SOURCE MATERIAL:

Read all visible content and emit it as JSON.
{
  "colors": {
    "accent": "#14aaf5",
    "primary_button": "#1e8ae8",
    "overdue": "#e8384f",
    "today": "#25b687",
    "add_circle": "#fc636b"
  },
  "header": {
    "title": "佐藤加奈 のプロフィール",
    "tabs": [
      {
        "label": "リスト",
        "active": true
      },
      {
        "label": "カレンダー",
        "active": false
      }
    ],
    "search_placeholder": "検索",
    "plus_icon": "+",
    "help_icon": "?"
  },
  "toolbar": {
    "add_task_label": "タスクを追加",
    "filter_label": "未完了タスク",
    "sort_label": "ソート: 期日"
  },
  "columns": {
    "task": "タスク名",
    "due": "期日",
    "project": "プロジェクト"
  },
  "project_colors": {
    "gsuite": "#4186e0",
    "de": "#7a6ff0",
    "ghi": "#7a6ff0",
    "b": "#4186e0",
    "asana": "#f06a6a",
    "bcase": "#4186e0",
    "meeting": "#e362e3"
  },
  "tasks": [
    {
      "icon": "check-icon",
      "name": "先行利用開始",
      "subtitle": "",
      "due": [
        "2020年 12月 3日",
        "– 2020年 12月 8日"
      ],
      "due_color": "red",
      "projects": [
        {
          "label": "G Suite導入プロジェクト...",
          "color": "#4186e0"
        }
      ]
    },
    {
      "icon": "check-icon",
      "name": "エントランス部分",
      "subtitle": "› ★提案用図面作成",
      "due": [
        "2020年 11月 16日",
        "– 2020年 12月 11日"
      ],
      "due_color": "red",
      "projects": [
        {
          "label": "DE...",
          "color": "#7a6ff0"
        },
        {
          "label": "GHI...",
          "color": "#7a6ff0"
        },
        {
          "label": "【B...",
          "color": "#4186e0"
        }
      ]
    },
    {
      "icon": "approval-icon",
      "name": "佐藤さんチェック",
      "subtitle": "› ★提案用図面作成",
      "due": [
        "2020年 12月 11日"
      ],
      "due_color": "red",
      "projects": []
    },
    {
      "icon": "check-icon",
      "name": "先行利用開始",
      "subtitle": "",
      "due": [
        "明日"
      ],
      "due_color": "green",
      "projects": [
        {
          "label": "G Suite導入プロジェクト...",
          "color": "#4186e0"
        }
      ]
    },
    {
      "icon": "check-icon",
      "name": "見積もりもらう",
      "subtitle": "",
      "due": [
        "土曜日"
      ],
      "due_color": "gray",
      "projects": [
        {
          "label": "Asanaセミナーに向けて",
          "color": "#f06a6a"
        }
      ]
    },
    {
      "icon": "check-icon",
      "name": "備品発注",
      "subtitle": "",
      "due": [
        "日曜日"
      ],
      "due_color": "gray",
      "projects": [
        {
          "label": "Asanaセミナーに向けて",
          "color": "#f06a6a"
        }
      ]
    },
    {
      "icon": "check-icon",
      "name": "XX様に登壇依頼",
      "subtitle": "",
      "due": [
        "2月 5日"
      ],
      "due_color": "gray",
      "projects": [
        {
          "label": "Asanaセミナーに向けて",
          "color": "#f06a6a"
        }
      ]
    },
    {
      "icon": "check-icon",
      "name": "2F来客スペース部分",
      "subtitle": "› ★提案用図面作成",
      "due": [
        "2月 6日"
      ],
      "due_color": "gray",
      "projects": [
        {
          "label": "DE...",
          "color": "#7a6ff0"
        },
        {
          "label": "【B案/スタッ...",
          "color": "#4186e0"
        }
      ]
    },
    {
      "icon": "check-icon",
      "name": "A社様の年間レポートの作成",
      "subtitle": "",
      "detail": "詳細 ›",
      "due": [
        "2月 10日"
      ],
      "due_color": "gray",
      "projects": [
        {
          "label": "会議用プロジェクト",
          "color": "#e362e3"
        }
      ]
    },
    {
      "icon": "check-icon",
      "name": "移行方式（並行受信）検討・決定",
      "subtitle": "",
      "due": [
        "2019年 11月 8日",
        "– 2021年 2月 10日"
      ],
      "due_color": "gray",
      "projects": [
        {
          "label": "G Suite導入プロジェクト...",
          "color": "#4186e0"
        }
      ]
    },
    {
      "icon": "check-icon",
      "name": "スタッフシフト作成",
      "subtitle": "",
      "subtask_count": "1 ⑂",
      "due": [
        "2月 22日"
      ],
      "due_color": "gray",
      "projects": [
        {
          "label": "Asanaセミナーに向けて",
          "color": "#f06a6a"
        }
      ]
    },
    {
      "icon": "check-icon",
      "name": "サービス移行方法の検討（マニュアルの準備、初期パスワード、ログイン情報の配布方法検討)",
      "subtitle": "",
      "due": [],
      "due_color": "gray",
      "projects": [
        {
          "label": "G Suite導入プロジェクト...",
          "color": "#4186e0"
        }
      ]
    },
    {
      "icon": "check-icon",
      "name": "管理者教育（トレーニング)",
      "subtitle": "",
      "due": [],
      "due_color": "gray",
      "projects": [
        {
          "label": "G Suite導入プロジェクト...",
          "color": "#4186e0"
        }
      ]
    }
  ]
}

PROBLEM TO WORK ON: Every entry should be printed again exactly as it stands.

FULL SOLUTION:
Read all visible content and emit it as JSON.
{
  "colors": {
    "accent": "#14aaf5",
    "primary_button": "#1e8ae8",
    "overdue": "#e8384f",
    "today": "#25b687",
    "add_circle": "#fc636b"
  },
  "header": {
    "title": "佐藤加奈 のプロフィール",
    "tabs": [
      {
        "label": "リスト",
        "active": true
      },
      {
        "label": "カレンダー",
        "active": false
      }
    ],
    "search_placeholder": "検索",
    "plus_icon": "+",
    "help_icon": "?"
  },
  "toolbar": {
    "add_task_label": "タスクを追加",
    "filter_label": "未完了タスク",
    "sort_label": "ソート: 期日"
  },
  "columns": {
    "task": "タスク名",
    "due": "期日",
    "project": "プロジェクト"
  },
  "project_colors": {
    "gsuite": "#4186e0",
    "de": "#7a6ff0",
    "ghi": "#7a6ff0",
    "b": "#4186e0",
    "asana": "#f06a6a",
    "bcase": "#4186e0",
    "meeting": "#e362e3"
  },
  "tasks": [
    {
      "icon": "check-icon",
      "name": "先行利用開始",
      "subtitle": "",
      "due": [
        "2020年 12月 3日",
        "– 2020年 12月 8日"
      ],
      "due_color": "red",
      "projects": [
        {
          "label": "G Suite導入プロジェクト...",
          "color": "#4186e0"
        }
      ]
    },
    {
      "icon": "check-icon",
      "name": "エントランス部分",
      "subtitle": "› ★提案用図面作成",
      "due": [
        "2020年 11月 16日",
        "– 2020年 12月 11日"
      ],
      "due_color": "red",
      "projects": [
        {
          "label": "DE...",
          "color": "#7a6ff0"
        },
        {
          "label": "GHI...",
          "color": "#7a6ff0"
        },
        {
          "label": "【B...",
          "color": "#4186e0"
        }
      ]
    },
    {
      "icon": "approval-icon",
      "name": "佐藤さんチェック",
      "subtitle": "› ★提案用図面作成",
      "due": [
        "2020年 12月 11日"
      ],
      "due_color": "red",
      "projects": []
    },
    {
      "icon": "check-icon",
      "name": "先行利用開始",
      "subtitle": "",
      "due": [
        "明日"
      ],
      "due_color": "green",
      "projects": [
        {
          "label": "G Suite導入プロジェクト...",
          "color": "#4186e0"
        }
      ]
    },
    {
      "icon": "check-icon",
      "name": "見積もりもらう",
      "subtitle": "",
      "due": [
        "土曜日"
      ],
      "due_color": "gray",
      "projects": [
        {
          "label": "Asanaセミナーに向けて",
          "color": "#f06a6a"
        }
      ]
    },
    {
      "icon": "check-icon",
      "name": "備品発注",
      "subtitle": "",
      "due": [
        "日曜日"
      ],
      "due_color": "gray",
      "projects": [
        {
          "label": "Asanaセミナーに向けて",
          "color": "#f06a6a"
        }
      ]
    },
    {
      "icon": "check-icon",
      "name": "XX様に登壇依頼",
      "subtitle": "",
      "due": [
        "2月 5日"
      ],
      "due_color": "gray",
      "projects": [
        {
          "label": "Asanaセミナーに向けて",
          "color": "#f06a6a"
        }
      ]
    },
    {
      "icon": "check-icon",
      "name": "2F来客スペース部分",
      "subtitle": "› ★提案用図面作成",
      "due": [
        "2月 6日"
      ],
      "due_color": "gray",
      "projects": [
        {
          "label": "DE...",
          "color": "#7a6ff0"
        },
        {
          "label": "【B案/スタッ...",
          "color": "#4186e0"
        }
      ]
    },
    {
      "icon": "check-icon",
      "name": "A社様の年間レポートの作成",
      "subtitle": "",
      "detail": "詳細 ›",
      "due": [
        "2月 10日"
      ],
      "due_color": "gray",
      "projects": [
        {
          "label": "会議用プロジェクト",
          "color": "#e362e3"
        }
      ]
    },
    {
      "icon": "check-icon",
      "name": "移行方式（並行受信）検討・決定",
      "subtitle": "",
      "due": [
        "2019年 11月 8日",
        "– 2021年 2月 10日"
      ],
      "due_color": "gray",
      "projects": [
        {
          "label": "G Suite導入プロジェクト...",
          "color": "#4186e0"
        }
      ]
    },
    {
      "icon": "check-icon",
      "name": "スタッフシフト作成",
      "subtitle": "",
      "subtask_count": "1 ⑂",
      "due": [
        "2月 22日"
      ],
      "due_color": "gray",
      "projects": [
        {
          "label": "Asanaセミナーに向けて",
          "color": "#f06a6a"
        }
      ]
    },
    {
      "icon": "check-icon",
      "name": "サービス移行方法の検討（マニュアルの準備、初期パスワード、ログイン情報の配布方法検討)",
      "subtitle": "",
      "due": [],
      "due_color": "gray",
      "projects": [
        {
          "label": "G Suite導入プロジェクト...",
          "color": "#4186e0"
        }
      ]
    },
    {
      "icon": "check-icon",
      "name": "管理者教育（トレーニング)",
      "subtitle": "",
      "due": [],
      "due_color": "gray",
      "projects": [
        {
          "label": "G Suite導入プロジェクト...",
          "color": "#4186e0"
        }
      ]
    }
  ]
}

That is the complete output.